(Data entries)
--- begin ---

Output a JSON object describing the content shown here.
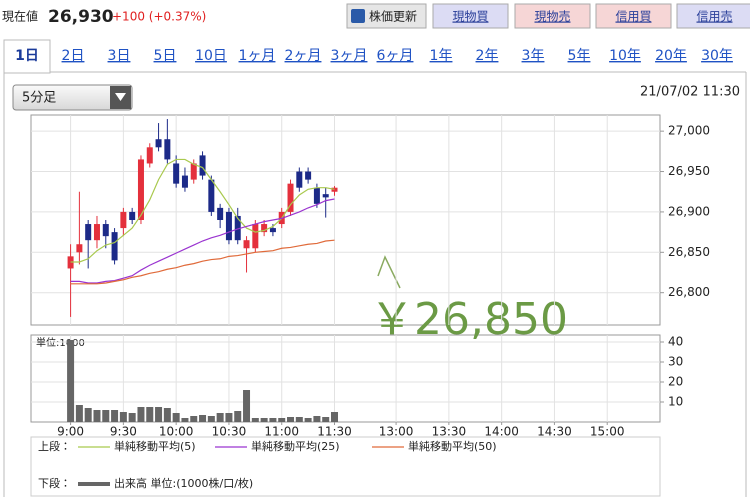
{
  "header": {
    "price_label": "現在値",
    "price": "26,930",
    "change": "+100 (+0.37%)"
  },
  "buttons": [
    "株価更新",
    "現物買",
    "現物売",
    "信用買",
    "信用売"
  ],
  "tabs": [
    "1日",
    "2日",
    "3日",
    "5日",
    "10日",
    "1ヶ月",
    "2ヶ月",
    "3ヶ月",
    "6ヶ月",
    "1年",
    "2年",
    "3年",
    "5年",
    "10年",
    "20年",
    "30年"
  ],
  "interval_select": "5分足",
  "datetime": "21/07/02 11:30",
  "chart_data": [
    {
      "type": "candlestick",
      "legend_label": "上段：",
      "annotation": "￥26,850",
      "x": [
        0,
        1,
        2,
        3,
        4,
        5,
        6,
        7,
        8,
        9,
        10,
        11,
        12,
        13,
        14,
        15,
        16,
        17,
        18,
        19,
        20,
        21,
        22,
        23,
        24,
        25,
        26,
        27,
        28,
        29,
        30
      ],
      "open": [
        26830,
        26850,
        26885,
        26865,
        26885,
        26875,
        26880,
        26900,
        26890,
        26960,
        26990,
        26990,
        26960,
        26945,
        26940,
        26970,
        26940,
        26905,
        26900,
        26895,
        26855,
        26855,
        26875,
        26880,
        26885,
        26900,
        26950,
        26950,
        26930,
        26922,
        26925
      ],
      "high": [
        26860,
        26925,
        26890,
        26895,
        26890,
        26880,
        26905,
        26905,
        26970,
        26985,
        27010,
        27015,
        26970,
        26955,
        26965,
        26975,
        26945,
        26910,
        26905,
        26905,
        26870,
        26890,
        26890,
        26885,
        26905,
        26940,
        26955,
        26955,
        26935,
        26930,
        26932
      ],
      "low": [
        26770,
        26835,
        26830,
        26855,
        26855,
        26835,
        26870,
        26885,
        26885,
        26955,
        26975,
        26960,
        26930,
        26925,
        26935,
        26940,
        26895,
        26880,
        26860,
        26860,
        26825,
        26850,
        26870,
        26870,
        26880,
        26895,
        26925,
        26935,
        26905,
        26893,
        26920
      ],
      "close": [
        26845,
        26860,
        26865,
        26885,
        26870,
        26840,
        26900,
        26890,
        26965,
        26980,
        26980,
        26965,
        26935,
        26930,
        26960,
        26945,
        26900,
        26890,
        26865,
        26865,
        26865,
        26885,
        26885,
        26875,
        26900,
        26935,
        26930,
        26940,
        26910,
        26918,
        26930
      ],
      "up_color": "#e4303c",
      "down_color": "#1c2a88",
      "series": [
        {
          "name": "単純移動平均(5)",
          "color": "#a9c94e",
          "values": [
            26838,
            26838,
            26842,
            26852,
            26859,
            26862,
            26871,
            26880,
            26896,
            26915,
            26940,
            26959,
            26965,
            26965,
            26959,
            26955,
            26940,
            26925,
            26909,
            26892,
            26880,
            26875,
            26877,
            26882,
            26892,
            26909,
            26921,
            26928,
            26930,
            26930,
            26928
          ]
        },
        {
          "name": "単純移動平均(25)",
          "color": "#9a34d0",
          "values": [
            26814,
            26814,
            26812,
            26812,
            26814,
            26815,
            26818,
            26821,
            26828,
            26834,
            26839,
            26844,
            26849,
            26854,
            26859,
            26864,
            26868,
            26871,
            26875,
            26879,
            26882,
            26885,
            26888,
            26890,
            26892,
            26896,
            26900,
            26905,
            26909,
            26914,
            26916
          ]
        },
        {
          "name": "単純移動平均(50)",
          "color": "#e06a3a",
          "values": [
            26811,
            26811,
            26811,
            26811,
            26812,
            26814,
            26816,
            26819,
            26821,
            26824,
            26826,
            26829,
            26831,
            26834,
            26836,
            26839,
            26841,
            26842,
            26845,
            26846,
            26848,
            26850,
            26851,
            26852,
            26855,
            26856,
            26858,
            26860,
            26861,
            26864,
            26865
          ]
        }
      ],
      "xlim": [
        -4.5,
        67
      ],
      "ylim": [
        26760,
        27020
      ],
      "yticks": [
        {
          "value": 26800,
          "label": "26,800"
        },
        {
          "value": 26850,
          "label": "26,850"
        },
        {
          "value": 26900,
          "label": "26,900"
        },
        {
          "value": 26950,
          "label": "26,950"
        },
        {
          "value": 27000,
          "label": "27,000"
        }
      ],
      "grid": true
    },
    {
      "type": "bar",
      "legend_label": "下段：",
      "unit_label": "単位:1000",
      "x": [
        0,
        1,
        2,
        3,
        4,
        5,
        6,
        7,
        8,
        9,
        10,
        11,
        12,
        13,
        14,
        15,
        16,
        17,
        18,
        19,
        20,
        21,
        22,
        23,
        24,
        25,
        26,
        27,
        28,
        29,
        30
      ],
      "series": [
        {
          "name": "出来高 単位:(1000株/口/枚)",
          "color": "#666666",
          "values": [
            41,
            8.5,
            7,
            6,
            6,
            6,
            5,
            4.5,
            7.5,
            7.5,
            7.5,
            7,
            4.5,
            2,
            3,
            3.5,
            3,
            4.5,
            4.5,
            5.5,
            16,
            2,
            2,
            2,
            2,
            2.5,
            2.5,
            2,
            3,
            2.5,
            5
          ]
        }
      ],
      "xlim": [
        -4.5,
        67
      ],
      "ylim": [
        0,
        43.5
      ],
      "yticks": [
        10,
        20,
        30,
        40
      ],
      "xticks": [
        {
          "value": 0,
          "label": "9:00"
        },
        {
          "value": 6,
          "label": "9:30"
        },
        {
          "value": 12,
          "label": "10:00"
        },
        {
          "value": 18,
          "label": "10:30"
        },
        {
          "value": 24,
          "label": "11:00"
        },
        {
          "value": 30,
          "label": "11:30"
        },
        {
          "value": 37,
          "label": "13:00"
        },
        {
          "value": 43,
          "label": "13:30"
        },
        {
          "value": 49,
          "label": "14:00"
        },
        {
          "value": 55,
          "label": "14:30"
        },
        {
          "value": 61,
          "label": "15:00"
        }
      ],
      "grid": true
    }
  ]
}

--- end ---

» **EXERCISE AIM**: Reproduce the data word for word, excluding its pictures.

» **RESPONSE TO THE EXERCISE**:
Output a JSON object describing the content shown here.
{
  "header": {
    "price_label": "現在値",
    "price": "26,930",
    "change": "+100 (+0.37%)"
  },
  "buttons": [
    "株価更新",
    "現物買",
    "現物売",
    "信用買",
    "信用売"
  ],
  "tabs": [
    "1日",
    "2日",
    "3日",
    "5日",
    "10日",
    "1ヶ月",
    "2ヶ月",
    "3ヶ月",
    "6ヶ月",
    "1年",
    "2年",
    "3年",
    "5年",
    "10年",
    "20年",
    "30年"
  ],
  "interval_select": "5分足",
  "datetime": "21/07/02 11:30",
  "chart_data": [
    {
      "type": "candlestick",
      "legend_label": "上段：",
      "annotation": "￥26,850",
      "x": [
        0,
        1,
        2,
        3,
        4,
        5,
        6,
        7,
        8,
        9,
        10,
        11,
        12,
        13,
        14,
        15,
        16,
        17,
        18,
        19,
        20,
        21,
        22,
        23,
        24,
        25,
        26,
        27,
        28,
        29,
        30
      ],
      "open": [
        26830,
        26850,
        26885,
        26865,
        26885,
        26875,
        26880,
        26900,
        26890,
        26960,
        26990,
        26990,
        26960,
        26945,
        26940,
        26970,
        26940,
        26905,
        26900,
        26895,
        26855,
        26855,
        26875,
        26880,
        26885,
        26900,
        26950,
        26950,
        26930,
        26922,
        26925
      ],
      "high": [
        26860,
        26925,
        26890,
        26895,
        26890,
        26880,
        26905,
        26905,
        26970,
        26985,
        27010,
        27015,
        26970,
        26955,
        26965,
        26975,
        26945,
        26910,
        26905,
        26905,
        26870,
        26890,
        26890,
        26885,
        26905,
        26940,
        26955,
        26955,
        26935,
        26930,
        26932
      ],
      "low": [
        26770,
        26835,
        26830,
        26855,
        26855,
        26835,
        26870,
        26885,
        26885,
        26955,
        26975,
        26960,
        26930,
        26925,
        26935,
        26940,
        26895,
        26880,
        26860,
        26860,
        26825,
        26850,
        26870,
        26870,
        26880,
        26895,
        26925,
        26935,
        26905,
        26893,
        26920
      ],
      "close": [
        26845,
        26860,
        26865,
        26885,
        26870,
        26840,
        26900,
        26890,
        26965,
        26980,
        26980,
        26965,
        26935,
        26930,
        26960,
        26945,
        26900,
        26890,
        26865,
        26865,
        26865,
        26885,
        26885,
        26875,
        26900,
        26935,
        26930,
        26940,
        26910,
        26918,
        26930
      ],
      "up_color": "#e4303c",
      "down_color": "#1c2a88",
      "series": [
        {
          "name": "単純移動平均(5)",
          "color": "#a9c94e",
          "values": [
            26838,
            26838,
            26842,
            26852,
            26859,
            26862,
            26871,
            26880,
            26896,
            26915,
            26940,
            26959,
            26965,
            26965,
            26959,
            26955,
            26940,
            26925,
            26909,
            26892,
            26880,
            26875,
            26877,
            26882,
            26892,
            26909,
            26921,
            26928,
            26930,
            26930,
            26928
          ]
        },
        {
          "name": "単純移動平均(25)",
          "color": "#9a34d0",
          "values": [
            26814,
            26814,
            26812,
            26812,
            26814,
            26815,
            26818,
            26821,
            26828,
            26834,
            26839,
            26844,
            26849,
            26854,
            26859,
            26864,
            26868,
            26871,
            26875,
            26879,
            26882,
            26885,
            26888,
            26890,
            26892,
            26896,
            26900,
            26905,
            26909,
            26914,
            26916
          ]
        },
        {
          "name": "単純移動平均(50)",
          "color": "#e06a3a",
          "values": [
            26811,
            26811,
            26811,
            26811,
            26812,
            26814,
            26816,
            26819,
            26821,
            26824,
            26826,
            26829,
            26831,
            26834,
            26836,
            26839,
            26841,
            26842,
            26845,
            26846,
            26848,
            26850,
            26851,
            26852,
            26855,
            26856,
            26858,
            26860,
            26861,
            26864,
            26865
          ]
        }
      ],
      "xlim": [
        -4.5,
        67
      ],
      "ylim": [
        26760,
        27020
      ],
      "yticks": [
        {
          "value": 26800,
          "label": "26,800"
        },
        {
          "value": 26850,
          "label": "26,850"
        },
        {
          "value": 26900,
          "label": "26,900"
        },
        {
          "value": 26950,
          "label": "26,950"
        },
        {
          "value": 27000,
          "label": "27,000"
        }
      ],
      "grid": true
    },
    {
      "type": "bar",
      "legend_label": "下段：",
      "unit_label": "単位:1000",
      "x": [
        0,
        1,
        2,
        3,
        4,
        5,
        6,
        7,
        8,
        9,
        10,
        11,
        12,
        13,
        14,
        15,
        16,
        17,
        18,
        19,
        20,
        21,
        22,
        23,
        24,
        25,
        26,
        27,
        28,
        29,
        30
      ],
      "series": [
        {
          "name": "出来高 単位:(1000株/口/枚)",
          "color": "#666666",
          "values": [
            41,
            8.5,
            7,
            6,
            6,
            6,
            5,
            4.5,
            7.5,
            7.5,
            7.5,
            7,
            4.5,
            2,
            3,
            3.5,
            3,
            4.5,
            4.5,
            5.5,
            16,
            2,
            2,
            2,
            2,
            2.5,
            2.5,
            2,
            3,
            2.5,
            5
          ]
        }
      ],
      "xlim": [
        -4.5,
        67
      ],
      "ylim": [
        0,
        43.5
      ],
      "yticks": [
        10,
        20,
        30,
        40
      ],
      "xticks": [
        {
          "value": 0,
          "label": "9:00"
        },
        {
          "value": 6,
          "label": "9:30"
        },
        {
          "value": 12,
          "label": "10:00"
        },
        {
          "value": 18,
          "label": "10:30"
        },
        {
          "value": 24,
          "label": "11:00"
        },
        {
          "value": 30,
          "label": "11:30"
        },
        {
          "value": 37,
          "label": "13:00"
        },
        {
          "value": 43,
          "label": "13:30"
        },
        {
          "value": 49,
          "label": "14:00"
        },
        {
          "value": 55,
          "label": "14:30"
        },
        {
          "value": 61,
          "label": "15:00"
        }
      ],
      "grid": true
    }
  ]
}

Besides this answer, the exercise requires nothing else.